[Boxed element items]
========================================================================
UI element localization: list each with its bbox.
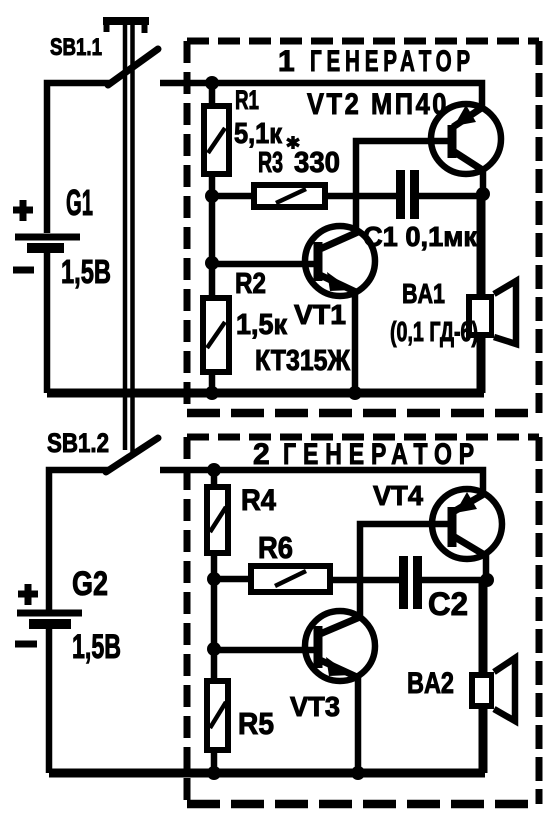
- wire C2 to collector node: [422, 577, 486, 584]
- VT1 emitter diagonal: [320, 275, 356, 292]
- transistor VT1 circle: [305, 226, 375, 296]
- resistor R3: [254, 185, 325, 207]
- bottom rail generator 1: [47, 389, 484, 398]
- VT1 base bar: [314, 242, 323, 281]
- battery G2 long plate (+): [17, 610, 82, 617]
- svg-text:R6: R6: [258, 530, 293, 565]
- wire R4 top: [211, 470, 218, 487]
- VT4 base bar: [448, 507, 457, 547]
- svg-text:G2: G2: [72, 565, 108, 603]
- VT2 collector diagonal: [453, 151, 484, 171]
- mechanical link line right: [130, 25, 135, 452]
- dashed enclosure box 1: [187, 41, 539, 413]
- wire VT1 base: [212, 261, 315, 268]
- wire: battery G2 positive to switch SB1.2 pivot: [49, 470, 108, 610]
- wire VT3 base node to R5 top: [211, 579, 218, 681]
- bottom rail generator 2: [49, 769, 485, 778]
- svg-text:R5: R5: [238, 706, 274, 741]
- svg-text:ГЕНЕРАТОР: ГЕНЕРАТОР: [310, 45, 475, 78]
- svg-text:C2: C2: [428, 586, 468, 622]
- battery G2 short plate (-): [29, 619, 71, 629]
- svg-text:1,5к: 1,5к: [236, 309, 287, 341]
- VT2 emitter diagonal: [453, 107, 483, 127]
- speaker BA2 magnet box: [472, 675, 492, 706]
- wire R2 bottom to rail: [209, 372, 216, 393]
- wire VT4 collector down: [483, 554, 490, 580]
- svg-text:(0,1 ГД-6): (0,1 ГД-6): [390, 316, 478, 347]
- resistor R1: [204, 106, 229, 174]
- svg-text:R3: R3: [258, 147, 283, 179]
- VT3 base bar: [314, 626, 323, 668]
- resistor R6: [251, 566, 330, 592]
- junction node dots generator 1: [205, 76, 219, 90]
- wire VT2 collector down: [480, 168, 487, 196]
- transistor VT4 circle: [432, 489, 502, 559]
- wire VT1 emitter to rail: [352, 290, 359, 393]
- wire R6 to C2: [330, 577, 399, 584]
- VT3 emitter diagonal: [320, 660, 357, 677]
- VT2 emitter arrow: [454, 105, 476, 126]
- wire R1 top: [209, 83, 216, 106]
- wire: top rail of generator 1 (switch contact to VT2 emitter corner): [160, 83, 482, 110]
- wire R4 bottom: [211, 553, 218, 579]
- push-button actuator bar (top T): [103, 17, 149, 25]
- resistor R2: [203, 298, 229, 372]
- svg-text:R1: R1: [235, 85, 259, 115]
- wire node to R6: [214, 576, 251, 583]
- wire: VT3 collector riser and VT4 base wire: [360, 524, 452, 618]
- resistor R4: [207, 487, 228, 553]
- wire R1 bottom to node: [209, 174, 216, 196]
- wire C1 to collector node: [419, 193, 483, 200]
- wire VT3 base: [214, 647, 315, 654]
- svg-text:SB1.1: SB1.1: [50, 34, 102, 61]
- svg-text:R4: R4: [241, 484, 276, 517]
- svg-text:5,1к: 5,1к: [234, 118, 282, 150]
- wire node to R2 top: [209, 196, 216, 298]
- VT3 collector diagonal: [320, 617, 360, 634]
- wire R3 to C1: [325, 193, 397, 200]
- svg-text:1,5В: 1,5В: [72, 628, 121, 666]
- wire node to speaker BA1: [477, 196, 486, 393]
- svg-text:VT3: VT3: [290, 691, 340, 722]
- svg-text:SB1.2: SB1.2: [47, 428, 109, 458]
- VT1 emitter arrow: [327, 272, 352, 291]
- wire: top rail of generator 2: [160, 470, 483, 497]
- svg-text:КТ315Ж: КТ315Ж: [255, 345, 351, 377]
- svg-text:R2: R2: [235, 268, 266, 300]
- wire R5 bottom to rail: [211, 750, 218, 773]
- svg-text:C1 0,1мк: C1 0,1мк: [363, 221, 478, 252]
- transistor VT2 circle: [431, 104, 501, 174]
- dashed enclosure box 2: [187, 437, 539, 804]
- wire: battery G2 negative down to bottom rail: [46, 627, 53, 773]
- VT4 emitter diagonal: [453, 494, 484, 512]
- speaker BA1 cone: [494, 281, 516, 344]
- wire node to speaker BA2: [479, 580, 488, 773]
- plus symbol G1: [13, 200, 33, 221]
- battery G1 short plate (-): [27, 243, 64, 253]
- wire VT3 emitter to rail: [355, 675, 362, 773]
- speaker BA1 magnet box: [469, 297, 492, 335]
- svg-text:ГЕНЕРАТОР: ГЕНЕРАТОР: [283, 438, 481, 471]
- VT4 collector diagonal: [453, 536, 488, 557]
- junction node dots generator 2: [207, 463, 221, 477]
- svg-text:2: 2: [253, 438, 270, 471]
- mechanical link line left: [123, 25, 128, 450]
- switch SB1.2 lever: [106, 438, 158, 472]
- VT3 emitter arrow: [326, 657, 351, 676]
- svg-text:BA1: BA1: [402, 278, 445, 309]
- svg-text:VT4: VT4: [373, 480, 423, 511]
- svg-text:VT1: VT1: [294, 299, 346, 330]
- capacitor C2 plates: [399, 556, 408, 609]
- wire: battery G1 negative down to bottom rail: [44, 251, 51, 393]
- svg-text:G1: G1: [66, 182, 93, 223]
- resistor R5: [207, 681, 228, 750]
- speaker BA2 cone: [494, 658, 515, 721]
- svg-text:1,5В: 1,5В: [61, 253, 111, 290]
- svg-text:330: 330: [294, 147, 340, 179]
- minus symbol G2: [15, 641, 37, 648]
- VT1 collector diagonal: [320, 232, 358, 249]
- battery G1 long plate (+): [15, 234, 80, 241]
- asterisk mark: [287, 136, 299, 149]
- wire: VT1 collector riser and VT2 base wire: [356, 141, 452, 231]
- VT2 base bar: [448, 125, 457, 158]
- wire: battery G1 positive to switch SB1.1 pivot: [47, 83, 110, 233]
- svg-text:VT2 МП40: VT2 МП40: [307, 88, 449, 121]
- minus symbol G1: [13, 267, 34, 274]
- switch SB1.1 lever: [108, 49, 158, 85]
- svg-text:BA2: BA2: [407, 667, 454, 700]
- svg-text:1: 1: [278, 45, 295, 78]
- transistor VT3 circle: [305, 611, 375, 681]
- wire node to R3: [212, 193, 254, 200]
- plus symbol G2: [18, 584, 38, 605]
- VT4 emitter arrow: [455, 492, 477, 513]
- capacitor C1 plates: [396, 170, 405, 219]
========================================================================
▶ _INSTRUCTIONS TO FOLLOW_
Rewrite the items above with every "transistor" changed to "bipolar transistor" and nothing else altered, leaving out the pictures.

▶ _RESPONSE TO THE EXERCISE_
UI element localization: list each with its bbox.
- wire C2 to collector node: [422, 577, 486, 584]
- VT1 emitter diagonal: [320, 275, 356, 292]
- bipolar transistor VT1 circle: [305, 226, 375, 296]
- resistor R3: [254, 185, 325, 207]
- bottom rail generator 1: [47, 389, 484, 398]
- VT1 base bar: [314, 242, 323, 281]
- battery G2 long plate (+): [17, 610, 82, 617]
- svg-text:R6: R6: [258, 530, 293, 565]
- wire R4 top: [211, 470, 218, 487]
- VT4 base bar: [448, 507, 457, 547]
- svg-text:G2: G2: [72, 565, 108, 603]
- VT2 collector diagonal: [453, 151, 484, 171]
- mechanical link line right: [130, 25, 135, 452]
- dashed enclosure box 1: [187, 41, 539, 413]
- wire VT1 base: [212, 261, 315, 268]
- wire: battery G2 positive to switch SB1.2 pivot: [49, 470, 108, 610]
- wire VT3 base node to R5 top: [211, 579, 218, 681]
- bottom rail generator 2: [49, 769, 485, 778]
- svg-text:R5: R5: [238, 706, 274, 741]
- svg-text:ГЕНЕРАТОР: ГЕНЕРАТОР: [310, 45, 475, 78]
- svg-text:C2: C2: [428, 586, 468, 622]
- battery G2 short plate (-): [29, 619, 71, 629]
- svg-text:1,5к: 1,5к: [236, 309, 287, 341]
- VT2 emitter diagonal: [453, 107, 483, 127]
- speaker BA2 magnet box: [472, 675, 492, 706]
- wire R2 bottom to rail: [209, 372, 216, 393]
- wire VT4 collector down: [483, 554, 490, 580]
- svg-text:(0,1 ГД-6): (0,1 ГД-6): [390, 316, 478, 347]
- resistor R1: [204, 106, 229, 174]
- svg-text:R3: R3: [258, 147, 283, 179]
- VT3 base bar: [314, 626, 323, 668]
- resistor R6: [251, 566, 330, 592]
- junction node dots generator 1: [205, 76, 219, 90]
- wire VT2 collector down: [480, 168, 487, 196]
- bipolar transistor VT4 circle: [432, 489, 502, 559]
- wire VT1 emitter to rail: [352, 290, 359, 393]
- wire R6 to C2: [330, 577, 399, 584]
- VT3 emitter diagonal: [320, 660, 357, 677]
- VT2 emitter arrow: [454, 105, 476, 126]
- wire R1 top: [209, 83, 216, 106]
- wire: top rail of generator 1 (switch contact to VT2 emitter corner): [160, 83, 482, 110]
- wire R4 bottom: [211, 553, 218, 579]
- push-button actuator bar (top T): [103, 17, 149, 25]
- resistor R2: [203, 298, 229, 372]
- svg-text:R1: R1: [235, 85, 259, 115]
- wire node to R6: [214, 576, 251, 583]
- wire: VT3 collector riser and VT4 base wire: [360, 524, 452, 618]
- resistor R4: [207, 487, 228, 553]
- wire R1 bottom to node: [209, 174, 216, 196]
- wire C1 to collector node: [419, 193, 483, 200]
- wire VT3 base: [214, 647, 315, 654]
- svg-text:SB1.1: SB1.1: [50, 34, 102, 61]
- svg-text:R4: R4: [241, 484, 276, 517]
- svg-text:5,1к: 5,1к: [234, 118, 282, 150]
- wire node to R2 top: [209, 196, 216, 298]
- VT3 collector diagonal: [320, 617, 360, 634]
- wire R3 to C1: [325, 193, 397, 200]
- svg-text:1,5В: 1,5В: [72, 628, 121, 666]
- wire node to speaker BA1: [477, 196, 486, 393]
- svg-text:VT3: VT3: [290, 691, 340, 722]
- svg-text:SB1.2: SB1.2: [47, 428, 109, 458]
- VT1 emitter arrow: [327, 272, 352, 291]
- wire: top rail of generator 2: [160, 470, 483, 497]
- svg-text:КТ315Ж: КТ315Ж: [255, 345, 351, 377]
- svg-text:R2: R2: [235, 268, 266, 300]
- wire R5 bottom to rail: [211, 750, 218, 773]
- svg-text:C1 0,1мк: C1 0,1мк: [363, 221, 478, 252]
- bipolar transistor VT2 circle: [431, 104, 501, 174]
- dashed enclosure box 2: [187, 437, 539, 804]
- wire: battery G2 negative down to bottom rail: [46, 627, 53, 773]
- VT4 emitter diagonal: [453, 494, 484, 512]
- speaker BA1 cone: [494, 281, 516, 344]
- wire node to speaker BA2: [479, 580, 488, 773]
- plus symbol G1: [13, 200, 33, 221]
- battery G1 short plate (-): [27, 243, 64, 253]
- wire VT3 emitter to rail: [355, 675, 362, 773]
- speaker BA1 magnet box: [469, 297, 492, 335]
- svg-text:ГЕНЕРАТОР: ГЕНЕРАТОР: [283, 438, 481, 471]
- VT4 collector diagonal: [453, 536, 488, 557]
- junction node dots generator 2: [207, 463, 221, 477]
- svg-text:2: 2: [253, 438, 270, 471]
- mechanical link line left: [123, 25, 128, 450]
- switch SB1.2 lever: [106, 438, 158, 472]
- VT3 emitter arrow: [326, 657, 351, 676]
- svg-text:BA1: BA1: [402, 278, 445, 309]
- svg-text:VT4: VT4: [373, 480, 423, 511]
- svg-text:VT1: VT1: [294, 299, 346, 330]
- capacitor C2 plates: [399, 556, 408, 609]
- wire: battery G1 negative down to bottom rail: [44, 251, 51, 393]
- svg-text:G1: G1: [66, 182, 93, 223]
- resistor R5: [207, 681, 228, 750]
- speaker BA2 cone: [494, 658, 515, 721]
- svg-text:1,5В: 1,5В: [61, 253, 111, 290]
- svg-text:330: 330: [294, 147, 340, 179]
- minus symbol G2: [15, 641, 37, 648]
- VT1 collector diagonal: [320, 232, 358, 249]
- battery G1 long plate (+): [15, 234, 80, 241]
- asterisk mark: [287, 136, 299, 149]
- wire: VT1 collector riser and VT2 base wire: [356, 141, 452, 231]
- VT2 base bar: [448, 125, 457, 158]
- wire: battery G1 positive to switch SB1.1 pivot: [47, 83, 110, 233]
- svg-text:VT2 МП40: VT2 МП40: [307, 88, 449, 121]
- minus symbol G1: [13, 267, 34, 274]
- switch SB1.1 lever: [108, 49, 158, 85]
- svg-text:BA2: BA2: [407, 667, 454, 700]
- svg-text:1: 1: [278, 45, 295, 78]
- bipolar transistor VT3 circle: [305, 611, 375, 681]
- wire node to R3: [212, 193, 254, 200]
- plus symbol G2: [18, 584, 38, 605]
- VT4 emitter arrow: [455, 492, 477, 513]
- capacitor C1 plates: [396, 170, 405, 219]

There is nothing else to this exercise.